Directions: Repeat every entry word for word, but leave the images out of your copy.

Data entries
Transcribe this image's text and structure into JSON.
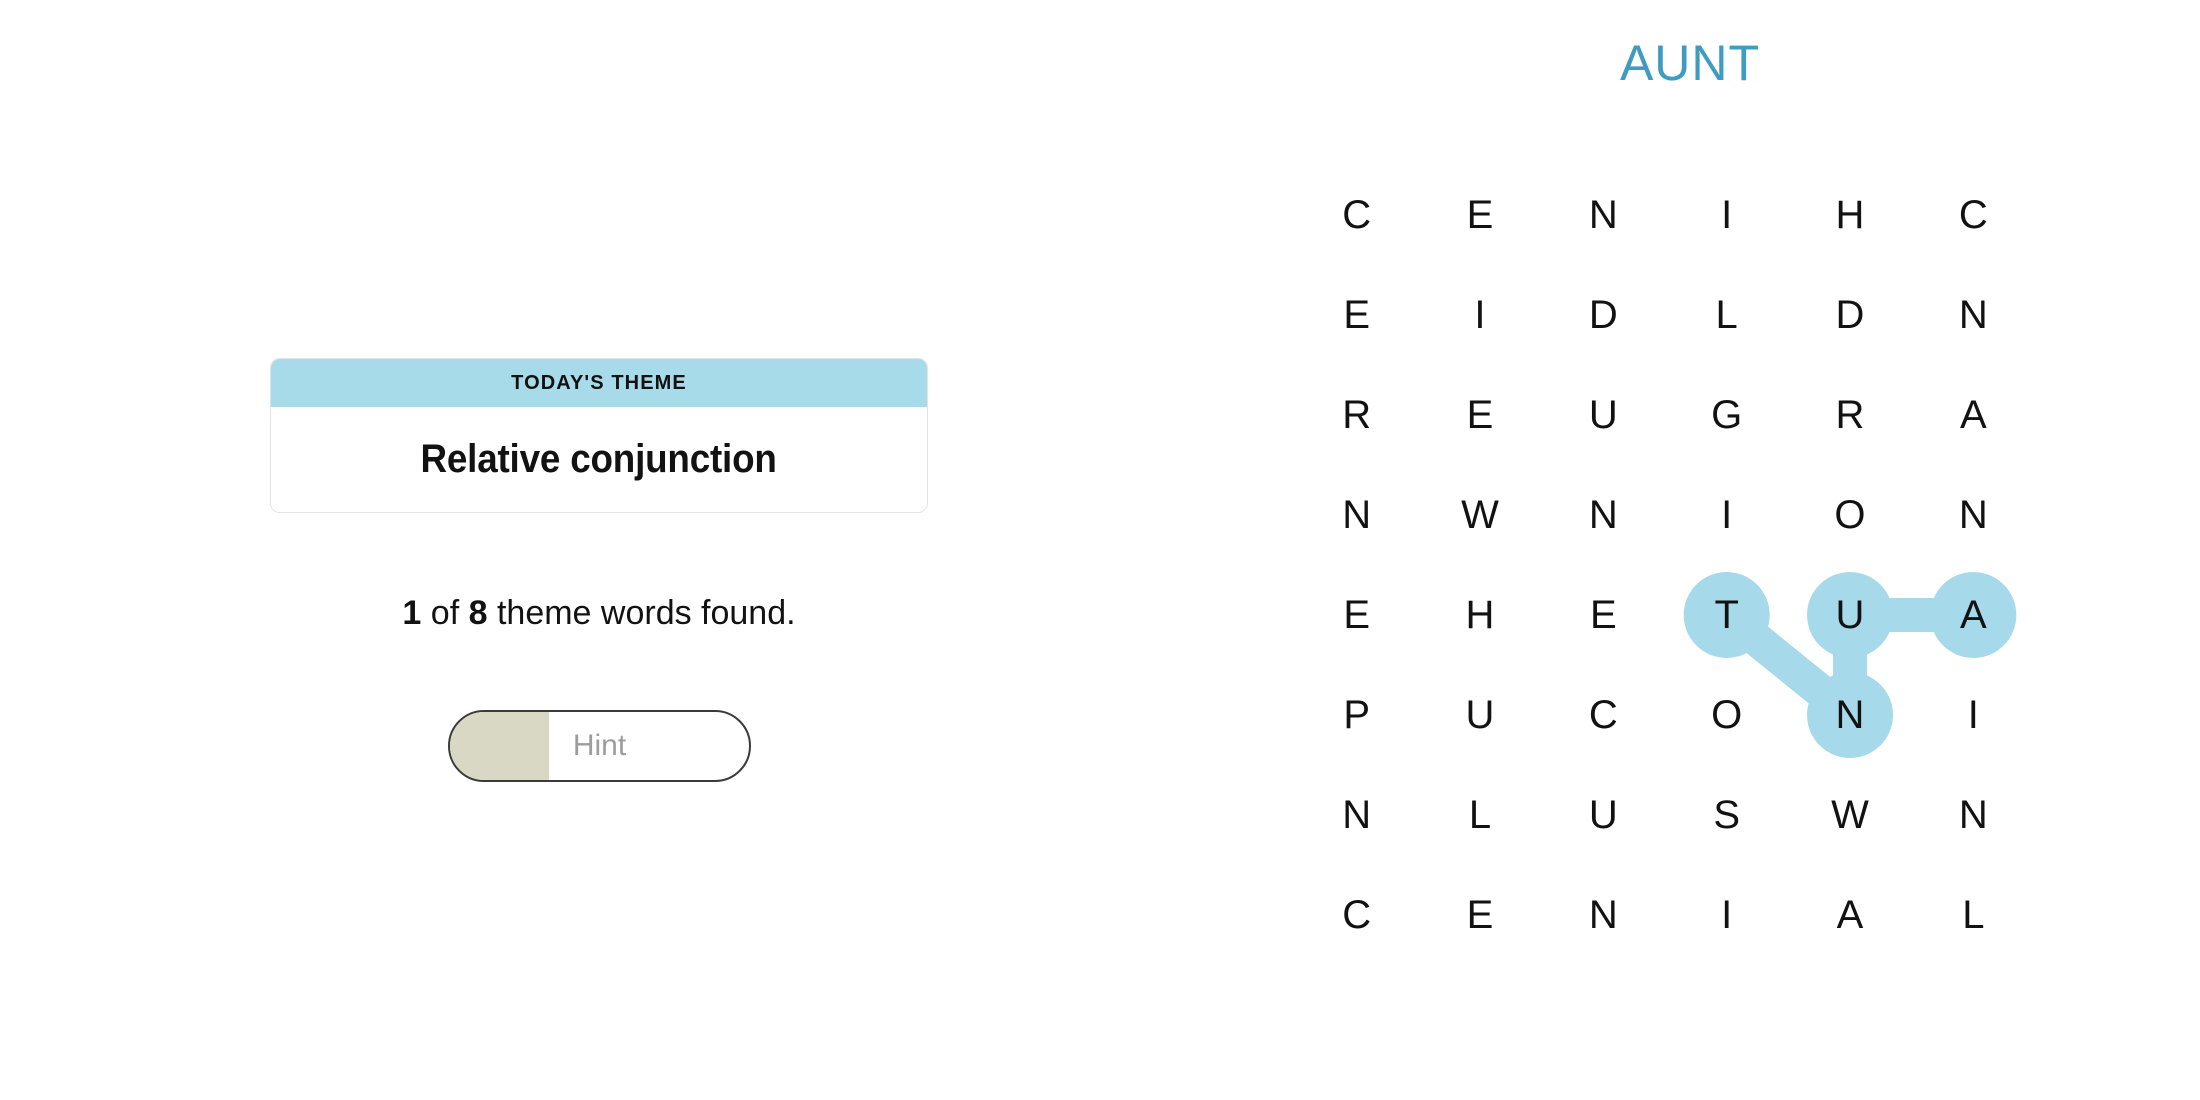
{
  "found_word_title": "AUNT",
  "theme_card": {
    "header_label": "TODAY'S THEME",
    "theme": "Relative conjunction"
  },
  "progress": {
    "found_count": "1",
    "between_text": " of ",
    "total_count": "8",
    "suffix_text": " theme words found."
  },
  "hint_button": {
    "label": "Hint",
    "fill_percent": 33
  },
  "colors": {
    "accent_blue": "#3f9cc0",
    "highlight_blue": "#a6d9ea",
    "theme_header_blue": "#a8dbe9",
    "hint_fill": "#d9d8c5",
    "hint_label": "#9d9d9d",
    "letter": "#121212"
  },
  "grid": {
    "rows": 8,
    "cols": 6,
    "letters": [
      [
        "C",
        "E",
        "N",
        "I",
        "H",
        "C"
      ],
      [
        "E",
        "I",
        "D",
        "L",
        "D",
        "N"
      ],
      [
        "R",
        "E",
        "U",
        "G",
        "R",
        "A"
      ],
      [
        "N",
        "W",
        "N",
        "I",
        "O",
        "N"
      ],
      [
        "E",
        "H",
        "E",
        "T",
        "U",
        "A"
      ],
      [
        "P",
        "U",
        "C",
        "O",
        "N",
        "I"
      ],
      [
        "N",
        "L",
        "U",
        "S",
        "W",
        "N"
      ],
      [
        "C",
        "E",
        "N",
        "I",
        "A",
        "L"
      ]
    ],
    "highlighted_path": {
      "word": "AUNT",
      "cells": [
        {
          "row": 4,
          "col": 5,
          "letter": "A"
        },
        {
          "row": 4,
          "col": 4,
          "letter": "U"
        },
        {
          "row": 5,
          "col": 4,
          "letter": "N"
        },
        {
          "row": 4,
          "col": 3,
          "letter": "T"
        }
      ]
    }
  }
}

Written solution:
Transcribe this image's text and structure into JSON.
{
  "found_word_title": "AUNT",
  "theme_card": {
    "header_label": "TODAY'S THEME",
    "theme": "Relative conjunction"
  },
  "progress": {
    "found_count": "1",
    "between_text": " of ",
    "total_count": "8",
    "suffix_text": " theme words found."
  },
  "hint_button": {
    "label": "Hint",
    "fill_percent": 33
  },
  "colors": {
    "accent_blue": "#3f9cc0",
    "highlight_blue": "#a6d9ea",
    "theme_header_blue": "#a8dbe9",
    "hint_fill": "#d9d8c5",
    "hint_label": "#9d9d9d",
    "letter": "#121212"
  },
  "grid": {
    "rows": 8,
    "cols": 6,
    "letters": [
      [
        "C",
        "E",
        "N",
        "I",
        "H",
        "C"
      ],
      [
        "E",
        "I",
        "D",
        "L",
        "D",
        "N"
      ],
      [
        "R",
        "E",
        "U",
        "G",
        "R",
        "A"
      ],
      [
        "N",
        "W",
        "N",
        "I",
        "O",
        "N"
      ],
      [
        "E",
        "H",
        "E",
        "T",
        "U",
        "A"
      ],
      [
        "P",
        "U",
        "C",
        "O",
        "N",
        "I"
      ],
      [
        "N",
        "L",
        "U",
        "S",
        "W",
        "N"
      ],
      [
        "C",
        "E",
        "N",
        "I",
        "A",
        "L"
      ]
    ],
    "highlighted_path": {
      "word": "AUNT",
      "cells": [
        {
          "row": 4,
          "col": 5,
          "letter": "A"
        },
        {
          "row": 4,
          "col": 4,
          "letter": "U"
        },
        {
          "row": 5,
          "col": 4,
          "letter": "N"
        },
        {
          "row": 4,
          "col": 3,
          "letter": "T"
        }
      ]
    }
  }
}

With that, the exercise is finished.